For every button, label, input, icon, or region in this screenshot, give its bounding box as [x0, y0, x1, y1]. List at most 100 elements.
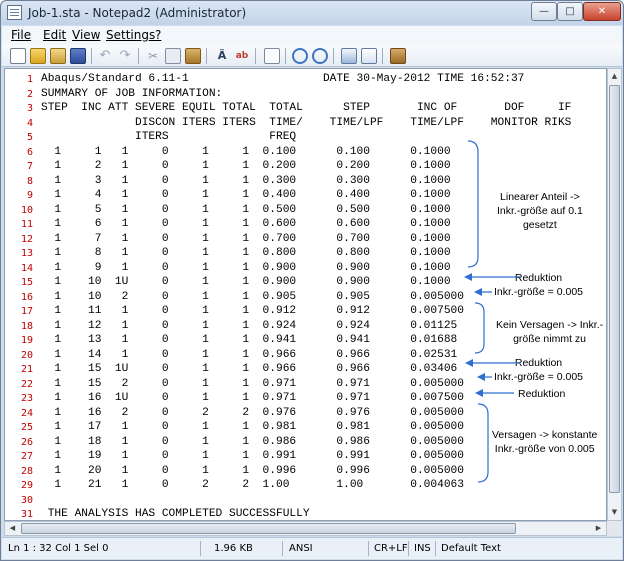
status-bar: Ln 1 : 32 Col 1 Sel 0 1.96 KB ANSI CR+LF… [2, 537, 622, 559]
code-line: 1 4 1 0 1 1 0.400 0.400 0.1000 [41, 189, 451, 201]
status-separator [408, 541, 409, 556]
code-line: 1 5 1 0 1 1 0.500 0.500 0.1000 [41, 203, 451, 216]
minimize-button[interactable]: — [531, 2, 557, 21]
menu-help[interactable]: ? [155, 28, 161, 42]
menu-edit[interactable]: Edit [43, 28, 66, 42]
menu-settings-label: Settings [106, 28, 156, 42]
line-number: 18 [20, 320, 33, 332]
line-number: 28 [20, 465, 33, 477]
code-line: 1 16 1U 0 1 1 0.971 0.971 0.007500 [41, 392, 464, 404]
annotation-reduction-1: Reduktion Inkr.-größe = 0.005 [494, 272, 584, 298]
menu-file[interactable]: File [11, 28, 31, 42]
status-encoding[interactable]: ANSI [289, 543, 313, 554]
line-number: 20 [20, 349, 33, 361]
code-line: Abaqus/Standard 6.11-1 DATE 30-May-2012 … [41, 73, 525, 85]
line-number: 23 [20, 393, 33, 404]
select-scheme-icon[interactable] [341, 48, 357, 64]
code-line: 1 15 2 0 1 1 0.971 0.971 0.005000 [41, 377, 464, 390]
zoom-out-icon[interactable] [312, 48, 328, 64]
code-line: 1 3 1 0 1 1 0.300 0.300 0.1000 [41, 174, 451, 187]
exit-icon[interactable] [390, 48, 406, 64]
code-line: 1 21 1 0 2 2 1.00 1.00 0.004063 [41, 479, 464, 491]
code-line: 1 14 1 0 1 1 0.966 0.966 0.02531 [41, 348, 458, 361]
status-separator [435, 541, 436, 556]
annotation-reduction-2: Reduktion Inkr.-größe = 0.005 [494, 357, 584, 383]
toolbar: ↶ ↷ ✂ Ä ab [2, 45, 622, 67]
scroll-right-icon[interactable]: ▶ [592, 523, 605, 534]
menu-bar: File Edit View Settings ? [2, 26, 622, 45]
line-number: 26 [20, 436, 33, 448]
line-number: 17 [20, 306, 33, 317]
line-number: 30 [20, 494, 33, 506]
replace-icon[interactable]: ab [234, 48, 250, 64]
line-number: 10 [20, 204, 33, 216]
line-number: 27 [20, 451, 33, 462]
menu-view[interactable]: View [72, 28, 100, 42]
menu-help-label: ? [155, 28, 162, 42]
zoom-in-icon[interactable] [292, 48, 308, 64]
code-line: ITERS FREQ [41, 131, 297, 143]
scroll-up-icon[interactable]: ▲ [609, 70, 620, 83]
line-number: 6 [26, 146, 33, 158]
annotation-no-failure: Kein Versagen -> Inkr.- größe nimmt zu [496, 319, 604, 345]
line-number: 25 [20, 422, 33, 433]
code-line: SUMMARY OF JOB INFORMATION: [41, 87, 223, 100]
status-separator [200, 541, 201, 556]
find-icon[interactable]: Ä [214, 48, 230, 64]
toolbar-separator [333, 48, 334, 64]
code-line: 1 11 1 0 1 1 0.912 0.912 0.007500 [41, 305, 464, 317]
annotation-failure-constant: Versagen -> konstante Inkr.-größe von 0.0… [492, 429, 598, 455]
line-number: 12 [20, 233, 33, 245]
open-folder-icon[interactable] [30, 48, 46, 64]
horizontal-scrollbar[interactable]: ◀ ▶ [4, 521, 607, 536]
line-number: 9 [26, 190, 33, 201]
word-wrap-icon[interactable] [264, 48, 280, 64]
code-line: THE ANALYSIS HAS COMPLETED SUCCESSFULLY [41, 508, 310, 520]
code-line: 1 18 1 0 1 1 0.986 0.986 0.005000 [41, 435, 464, 448]
code-line: 1 7 1 0 1 1 0.700 0.700 0.1000 [41, 232, 451, 245]
code-line: 1 13 1 0 1 1 0.941 0.941 0.01688 [41, 334, 458, 346]
scroll-down-icon[interactable]: ▼ [609, 506, 620, 519]
maximize-button[interactable]: □ [557, 2, 583, 21]
code-line: DISCON ITERS ITERS TIME/ TIME/LPF TIME/L… [41, 116, 572, 129]
annotation-reduction-3: Reduktion [518, 388, 566, 400]
save-icon[interactable] [70, 48, 86, 64]
code-line: 1 10 1U 0 1 1 0.900 0.900 0.1000 [41, 276, 451, 288]
code-line: 1 15 1U 0 1 1 0.966 0.966 0.03406 [41, 363, 458, 375]
line-number: 5 [26, 132, 33, 143]
menu-view-label: View [72, 28, 101, 42]
scroll-left-icon[interactable]: ◀ [6, 523, 19, 534]
status-size: 1.96 KB [214, 543, 253, 554]
toolbar-separator [382, 48, 383, 64]
code-line: STEP INC ATT SEVERE EQUIL TOTAL TOTAL ST… [41, 102, 572, 114]
status-insert-mode[interactable]: INS [414, 543, 431, 554]
line-number: 1 [26, 74, 33, 85]
title-bar[interactable]: Job-1.sta - Notepad2 (Administrator) — □… [1, 1, 623, 25]
menu-settings[interactable]: Settings [106, 28, 155, 42]
scrollbar-corner [607, 521, 622, 536]
status-line-endings[interactable]: CR+LF [374, 543, 408, 554]
code-line: 1 1 1 0 1 1 0.100 0.100 0.1000 [41, 145, 451, 158]
status-scheme[interactable]: Default Text [441, 543, 501, 554]
code-line: 1 19 1 0 1 1 0.991 0.991 0.005000 [41, 450, 464, 462]
cut-icon[interactable]: ✂ [145, 48, 161, 64]
menu-file-label: File [11, 28, 32, 42]
customize-scheme-icon[interactable] [361, 48, 377, 64]
line-number: 8 [26, 175, 33, 187]
horizontal-scroll-thumb[interactable] [21, 523, 516, 534]
code-line: 1 10 2 0 1 1 0.905 0.905 0.005000 [41, 290, 464, 303]
copy-icon[interactable] [165, 48, 181, 64]
new-file-icon[interactable] [10, 48, 26, 64]
line-number: 16 [20, 291, 33, 303]
browse-icon[interactable] [50, 48, 66, 64]
window-title: Job-1.sta - Notepad2 (Administrator) [28, 6, 247, 20]
line-number: 21 [20, 364, 33, 375]
vertical-scroll-thumb[interactable] [609, 85, 620, 493]
paste-icon[interactable] [185, 48, 201, 64]
redo-icon[interactable]: ↷ [117, 48, 133, 64]
close-button[interactable]: ✕ [583, 2, 621, 21]
code-line: 1 9 1 0 1 1 0.900 0.900 0.1000 [41, 261, 451, 274]
vertical-scrollbar[interactable]: ▲ ▼ [607, 68, 622, 521]
line-number: 24 [20, 407, 33, 419]
undo-icon[interactable]: ↶ [97, 48, 113, 64]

The problem: Rename every "line-number" in the records to "gutter-number" and give them again with nothing else changed. Leave out the pictures.

Solution below:
For every button, label, input, icon, or region in this screenshot, give its bounding box as [x0, y0, x1, y1]. List at most 100 elements.
status-bar: Ln 1 : 32 Col 1 Sel 0 1.96 KB ANSI CR+LF… [2, 537, 622, 559]
code-line: 1 4 1 0 1 1 0.400 0.400 0.1000 [41, 189, 451, 201]
status-separator [408, 541, 409, 556]
code-line: 1 5 1 0 1 1 0.500 0.500 0.1000 [41, 203, 451, 216]
minimize-button[interactable]: — [531, 2, 557, 21]
menu-help[interactable]: ? [155, 28, 161, 42]
menu-edit[interactable]: Edit [43, 28, 66, 42]
menu-settings-label: Settings [106, 28, 156, 42]
gutter-number: 18 [20, 320, 33, 332]
gutter-number: 28 [20, 465, 33, 477]
code-line: 1 16 1U 0 1 1 0.971 0.971 0.007500 [41, 392, 464, 404]
annotation-reduction-1: Reduktion Inkr.-größe = 0.005 [494, 272, 584, 298]
menu-file[interactable]: File [11, 28, 31, 42]
status-encoding[interactable]: ANSI [289, 543, 313, 554]
gutter-number: 20 [20, 349, 33, 361]
code-line: Abaqus/Standard 6.11-1 DATE 30-May-2012 … [41, 73, 525, 85]
gutter-number: 23 [20, 393, 33, 404]
select-scheme-icon[interactable] [341, 48, 357, 64]
code-line: 1 15 2 0 1 1 0.971 0.971 0.005000 [41, 377, 464, 390]
zoom-out-icon[interactable] [312, 48, 328, 64]
code-line: 1 3 1 0 1 1 0.300 0.300 0.1000 [41, 174, 451, 187]
exit-icon[interactable] [390, 48, 406, 64]
code-line: 1 21 1 0 2 2 1.00 1.00 0.004063 [41, 479, 464, 491]
code-line: 1 14 1 0 1 1 0.966 0.966 0.02531 [41, 348, 458, 361]
status-separator [435, 541, 436, 556]
annotation-reduction-2: Reduktion Inkr.-größe = 0.005 [494, 357, 584, 383]
toolbar: ↶ ↷ ✂ Ä ab [2, 45, 622, 67]
scroll-right-icon[interactable]: ▶ [592, 523, 605, 534]
menu-bar: File Edit View Settings ? [2, 26, 622, 45]
gutter-number: 26 [20, 436, 33, 448]
gutter-number: 17 [20, 306, 33, 317]
gutter-number: 30 [20, 494, 33, 506]
replace-icon[interactable]: ab [234, 48, 250, 64]
gutter-number: 10 [20, 204, 33, 216]
gutter-number: 27 [20, 451, 33, 462]
menu-view[interactable]: View [72, 28, 100, 42]
menu-help-label: ? [155, 28, 162, 42]
zoom-in-icon[interactable] [292, 48, 308, 64]
code-line: ITERS FREQ [41, 131, 297, 143]
scroll-up-icon[interactable]: ▲ [609, 70, 620, 83]
gutter-number: 6 [26, 146, 33, 158]
annotation-no-failure: Kein Versagen -> Inkr.- größe nimmt zu [496, 319, 604, 345]
gutter-number: 25 [20, 422, 33, 433]
code-line: SUMMARY OF JOB INFORMATION: [41, 87, 223, 100]
status-separator [200, 541, 201, 556]
find-icon[interactable]: Ä [214, 48, 230, 64]
toolbar-separator [333, 48, 334, 64]
code-line: 1 11 1 0 1 1 0.912 0.912 0.007500 [41, 305, 464, 317]
annotation-failure-constant: Versagen -> konstante Inkr.-größe von 0.0… [492, 429, 598, 455]
gutter-number: 12 [20, 233, 33, 245]
open-folder-icon[interactable] [30, 48, 46, 64]
horizontal-scrollbar[interactable]: ◀ ▶ [4, 521, 607, 536]
gutter-number: 9 [26, 190, 33, 201]
word-wrap-icon[interactable] [264, 48, 280, 64]
code-line: THE ANALYSIS HAS COMPLETED SUCCESSFULLY [41, 508, 310, 520]
code-line: 1 18 1 0 1 1 0.986 0.986 0.005000 [41, 435, 464, 448]
code-line: 1 7 1 0 1 1 0.700 0.700 0.1000 [41, 232, 451, 245]
code-line: 1 13 1 0 1 1 0.941 0.941 0.01688 [41, 334, 458, 346]
scroll-down-icon[interactable]: ▼ [609, 506, 620, 519]
maximize-button[interactable]: □ [557, 2, 583, 21]
code-line: DISCON ITERS ITERS TIME/ TIME/LPF TIME/L… [41, 116, 572, 129]
annotation-reduction-3: Reduktion [518, 388, 566, 400]
save-icon[interactable] [70, 48, 86, 64]
code-line: 1 10 1U 0 1 1 0.900 0.900 0.1000 [41, 276, 451, 288]
code-line: 1 15 1U 0 1 1 0.966 0.966 0.03406 [41, 363, 458, 375]
gutter-number: 5 [26, 132, 33, 143]
menu-view-label: View [72, 28, 101, 42]
scroll-left-icon[interactable]: ◀ [6, 523, 19, 534]
status-size: 1.96 KB [214, 543, 253, 554]
toolbar-separator [382, 48, 383, 64]
code-line: STEP INC ATT SEVERE EQUIL TOTAL TOTAL ST… [41, 102, 572, 114]
status-insert-mode[interactable]: INS [414, 543, 431, 554]
gutter-number: 1 [26, 74, 33, 85]
title-bar[interactable]: Job-1.sta - Notepad2 (Administrator) — □… [1, 1, 623, 25]
menu-settings[interactable]: Settings [106, 28, 155, 42]
scrollbar-corner [607, 521, 622, 536]
status-line-endings[interactable]: CR+LF [374, 543, 408, 554]
code-line: 1 1 1 0 1 1 0.100 0.100 0.1000 [41, 145, 451, 158]
status-scheme[interactable]: Default Text [441, 543, 501, 554]
code-line: 1 19 1 0 1 1 0.991 0.991 0.005000 [41, 450, 464, 462]
cut-icon[interactable]: ✂ [145, 48, 161, 64]
menu-file-label: File [11, 28, 32, 42]
customize-scheme-icon[interactable] [361, 48, 377, 64]
gutter-number: 8 [26, 175, 33, 187]
horizontal-scroll-thumb[interactable] [21, 523, 516, 534]
code-line: 1 10 2 0 1 1 0.905 0.905 0.005000 [41, 290, 464, 303]
copy-icon[interactable] [165, 48, 181, 64]
new-file-icon[interactable] [10, 48, 26, 64]
gutter-number: 16 [20, 291, 33, 303]
browse-icon[interactable] [50, 48, 66, 64]
window-title: Job-1.sta - Notepad2 (Administrator) [28, 6, 247, 20]
gutter-number: 21 [20, 364, 33, 375]
vertical-scroll-thumb[interactable] [609, 85, 620, 493]
paste-icon[interactable] [185, 48, 201, 64]
redo-icon[interactable]: ↷ [117, 48, 133, 64]
close-button[interactable]: ✕ [583, 2, 621, 21]
code-line: 1 9 1 0 1 1 0.900 0.900 0.1000 [41, 261, 451, 274]
vertical-scrollbar[interactable]: ▲ ▼ [607, 68, 622, 521]
gutter-number: 24 [20, 407, 33, 419]
undo-icon[interactable]: ↶ [97, 48, 113, 64]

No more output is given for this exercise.